Identify each line below that contains the word "C₂O₄²", and copy it out.

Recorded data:
(begin)

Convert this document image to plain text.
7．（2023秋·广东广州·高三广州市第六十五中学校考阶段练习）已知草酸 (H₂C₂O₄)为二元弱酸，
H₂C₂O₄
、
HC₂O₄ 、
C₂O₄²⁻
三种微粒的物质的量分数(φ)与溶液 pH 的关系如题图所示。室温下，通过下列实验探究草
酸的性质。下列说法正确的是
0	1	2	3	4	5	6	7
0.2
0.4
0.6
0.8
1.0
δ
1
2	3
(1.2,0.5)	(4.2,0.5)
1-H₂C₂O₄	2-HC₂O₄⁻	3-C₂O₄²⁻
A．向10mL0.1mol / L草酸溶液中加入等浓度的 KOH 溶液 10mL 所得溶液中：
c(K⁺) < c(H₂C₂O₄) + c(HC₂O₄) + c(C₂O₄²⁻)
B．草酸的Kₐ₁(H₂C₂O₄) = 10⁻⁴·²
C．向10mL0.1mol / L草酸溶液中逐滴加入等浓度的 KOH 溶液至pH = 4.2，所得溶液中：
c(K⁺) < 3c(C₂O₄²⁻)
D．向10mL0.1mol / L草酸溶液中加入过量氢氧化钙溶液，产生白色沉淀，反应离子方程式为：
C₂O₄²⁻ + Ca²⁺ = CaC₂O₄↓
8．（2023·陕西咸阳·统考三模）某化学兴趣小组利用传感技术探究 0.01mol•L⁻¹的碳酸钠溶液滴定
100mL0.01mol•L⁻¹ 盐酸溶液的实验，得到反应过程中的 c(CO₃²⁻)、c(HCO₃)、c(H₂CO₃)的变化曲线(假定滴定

(end)

Written solution |
C₂O₄²⁻
1-H₂C₂O₄	2-HC₂O₄⁻	3-C₂O₄²⁻
c(K⁺) < c(H₂C₂O₄) + c(HC₂O₄) + c(C₂O₄²⁻)
c(K⁺) < 3c(C₂O₄²⁻)
C₂O₄²⁻ + Ca²⁺ = CaC₂O₄↓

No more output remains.